Activity :: Give a count of the lines below that have the string "wait" in them, with no other words.

Extracted data ::
►

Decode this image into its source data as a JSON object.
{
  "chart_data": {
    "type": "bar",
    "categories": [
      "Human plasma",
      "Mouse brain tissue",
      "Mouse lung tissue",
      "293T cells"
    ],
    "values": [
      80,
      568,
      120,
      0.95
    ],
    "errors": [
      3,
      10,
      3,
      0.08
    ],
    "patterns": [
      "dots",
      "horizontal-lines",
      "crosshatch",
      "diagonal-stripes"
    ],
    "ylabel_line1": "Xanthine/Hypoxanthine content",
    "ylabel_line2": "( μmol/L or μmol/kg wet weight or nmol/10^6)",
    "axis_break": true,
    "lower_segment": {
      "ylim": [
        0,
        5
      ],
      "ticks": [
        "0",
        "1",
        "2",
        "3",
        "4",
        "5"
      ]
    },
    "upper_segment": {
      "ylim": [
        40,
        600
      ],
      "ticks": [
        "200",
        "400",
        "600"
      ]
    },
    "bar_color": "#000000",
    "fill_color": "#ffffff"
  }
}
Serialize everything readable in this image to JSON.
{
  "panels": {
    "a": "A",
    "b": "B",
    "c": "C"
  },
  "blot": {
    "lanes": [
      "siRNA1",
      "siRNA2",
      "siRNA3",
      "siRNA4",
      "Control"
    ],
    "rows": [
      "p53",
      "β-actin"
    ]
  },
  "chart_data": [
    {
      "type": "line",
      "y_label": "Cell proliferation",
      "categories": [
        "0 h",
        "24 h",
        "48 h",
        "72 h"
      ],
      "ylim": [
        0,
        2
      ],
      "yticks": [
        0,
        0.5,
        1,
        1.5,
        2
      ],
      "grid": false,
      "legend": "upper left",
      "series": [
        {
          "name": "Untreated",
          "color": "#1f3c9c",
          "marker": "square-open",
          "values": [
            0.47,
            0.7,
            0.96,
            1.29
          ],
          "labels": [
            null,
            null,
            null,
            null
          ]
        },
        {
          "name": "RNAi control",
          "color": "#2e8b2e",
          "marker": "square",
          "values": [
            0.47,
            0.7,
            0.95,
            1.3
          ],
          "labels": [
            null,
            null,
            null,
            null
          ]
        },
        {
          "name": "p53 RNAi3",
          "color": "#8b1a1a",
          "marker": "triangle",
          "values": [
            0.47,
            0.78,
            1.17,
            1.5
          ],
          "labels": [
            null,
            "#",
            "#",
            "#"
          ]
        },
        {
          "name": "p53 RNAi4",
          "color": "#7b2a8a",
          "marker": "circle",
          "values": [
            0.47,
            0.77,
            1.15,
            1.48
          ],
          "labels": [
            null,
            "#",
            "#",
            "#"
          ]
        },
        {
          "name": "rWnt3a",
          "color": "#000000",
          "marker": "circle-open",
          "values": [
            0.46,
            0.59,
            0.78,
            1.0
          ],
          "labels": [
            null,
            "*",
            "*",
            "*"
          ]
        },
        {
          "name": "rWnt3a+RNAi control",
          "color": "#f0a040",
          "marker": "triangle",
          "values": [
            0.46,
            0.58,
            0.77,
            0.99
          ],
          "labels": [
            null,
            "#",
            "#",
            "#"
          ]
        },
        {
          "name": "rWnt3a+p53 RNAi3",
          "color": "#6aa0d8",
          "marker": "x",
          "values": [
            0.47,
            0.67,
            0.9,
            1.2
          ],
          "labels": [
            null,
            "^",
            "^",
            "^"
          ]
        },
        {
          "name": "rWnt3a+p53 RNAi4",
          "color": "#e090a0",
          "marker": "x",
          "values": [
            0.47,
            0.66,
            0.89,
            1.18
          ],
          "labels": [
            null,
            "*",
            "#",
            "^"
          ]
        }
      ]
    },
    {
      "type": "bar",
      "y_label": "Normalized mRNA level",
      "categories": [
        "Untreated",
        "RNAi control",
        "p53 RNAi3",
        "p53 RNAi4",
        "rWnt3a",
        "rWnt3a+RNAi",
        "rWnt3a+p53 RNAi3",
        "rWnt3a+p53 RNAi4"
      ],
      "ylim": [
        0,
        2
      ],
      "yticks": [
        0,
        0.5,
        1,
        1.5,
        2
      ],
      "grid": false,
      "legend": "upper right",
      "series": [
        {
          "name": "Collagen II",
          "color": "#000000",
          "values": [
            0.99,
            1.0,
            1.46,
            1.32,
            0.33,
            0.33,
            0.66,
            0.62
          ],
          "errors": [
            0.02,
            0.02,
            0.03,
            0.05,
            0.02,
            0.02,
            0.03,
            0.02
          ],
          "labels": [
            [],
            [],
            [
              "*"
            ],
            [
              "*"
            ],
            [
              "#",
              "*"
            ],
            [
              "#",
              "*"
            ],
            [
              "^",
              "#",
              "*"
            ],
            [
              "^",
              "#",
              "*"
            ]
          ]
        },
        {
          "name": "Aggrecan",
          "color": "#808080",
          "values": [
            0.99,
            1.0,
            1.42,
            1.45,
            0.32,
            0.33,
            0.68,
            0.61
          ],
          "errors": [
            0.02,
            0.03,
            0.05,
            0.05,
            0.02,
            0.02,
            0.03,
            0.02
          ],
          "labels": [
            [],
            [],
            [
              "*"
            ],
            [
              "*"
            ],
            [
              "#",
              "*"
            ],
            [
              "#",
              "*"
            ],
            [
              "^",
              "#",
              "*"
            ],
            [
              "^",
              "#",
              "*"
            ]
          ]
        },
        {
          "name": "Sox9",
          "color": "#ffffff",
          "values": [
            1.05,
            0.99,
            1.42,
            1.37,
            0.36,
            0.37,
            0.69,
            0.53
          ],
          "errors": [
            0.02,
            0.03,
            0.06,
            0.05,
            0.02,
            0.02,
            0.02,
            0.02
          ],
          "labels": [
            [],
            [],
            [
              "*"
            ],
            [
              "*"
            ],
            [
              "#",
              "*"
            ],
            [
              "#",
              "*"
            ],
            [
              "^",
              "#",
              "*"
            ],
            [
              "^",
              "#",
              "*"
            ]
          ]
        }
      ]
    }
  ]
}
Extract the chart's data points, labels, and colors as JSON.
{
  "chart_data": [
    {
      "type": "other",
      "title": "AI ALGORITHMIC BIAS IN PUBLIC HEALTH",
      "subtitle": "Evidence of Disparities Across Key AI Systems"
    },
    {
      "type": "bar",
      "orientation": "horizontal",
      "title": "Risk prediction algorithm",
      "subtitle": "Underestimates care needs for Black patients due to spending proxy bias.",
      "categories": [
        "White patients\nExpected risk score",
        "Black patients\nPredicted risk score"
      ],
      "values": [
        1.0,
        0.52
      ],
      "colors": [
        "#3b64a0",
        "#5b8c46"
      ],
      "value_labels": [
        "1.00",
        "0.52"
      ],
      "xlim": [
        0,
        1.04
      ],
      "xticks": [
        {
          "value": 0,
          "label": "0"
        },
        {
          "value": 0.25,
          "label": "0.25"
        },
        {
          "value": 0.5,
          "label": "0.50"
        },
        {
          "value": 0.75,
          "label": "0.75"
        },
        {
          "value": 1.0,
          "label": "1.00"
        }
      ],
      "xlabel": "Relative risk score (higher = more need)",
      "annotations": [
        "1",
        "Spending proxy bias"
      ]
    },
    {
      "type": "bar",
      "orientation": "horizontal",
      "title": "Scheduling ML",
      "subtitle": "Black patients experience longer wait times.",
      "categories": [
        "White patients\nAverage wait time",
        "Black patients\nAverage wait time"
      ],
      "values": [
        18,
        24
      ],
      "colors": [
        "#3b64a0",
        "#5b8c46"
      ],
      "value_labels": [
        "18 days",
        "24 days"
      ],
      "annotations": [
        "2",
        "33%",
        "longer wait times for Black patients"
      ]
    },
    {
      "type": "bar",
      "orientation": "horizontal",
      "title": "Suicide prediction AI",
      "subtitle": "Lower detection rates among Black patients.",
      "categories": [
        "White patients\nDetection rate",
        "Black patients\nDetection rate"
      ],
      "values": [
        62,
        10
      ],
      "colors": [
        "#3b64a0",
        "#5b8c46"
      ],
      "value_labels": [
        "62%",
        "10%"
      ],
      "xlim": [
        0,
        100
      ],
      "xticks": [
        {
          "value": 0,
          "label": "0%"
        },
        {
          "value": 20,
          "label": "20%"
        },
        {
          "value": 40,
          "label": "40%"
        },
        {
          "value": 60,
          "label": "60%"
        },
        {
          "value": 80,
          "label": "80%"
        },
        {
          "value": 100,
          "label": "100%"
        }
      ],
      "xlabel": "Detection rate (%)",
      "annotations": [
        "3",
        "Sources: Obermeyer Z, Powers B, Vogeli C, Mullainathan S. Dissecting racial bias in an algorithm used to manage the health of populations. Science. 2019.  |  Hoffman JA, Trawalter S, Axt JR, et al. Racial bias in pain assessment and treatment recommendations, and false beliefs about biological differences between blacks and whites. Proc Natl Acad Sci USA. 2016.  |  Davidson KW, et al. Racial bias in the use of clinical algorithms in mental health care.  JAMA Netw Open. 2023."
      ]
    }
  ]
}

◄

Answer space :: 4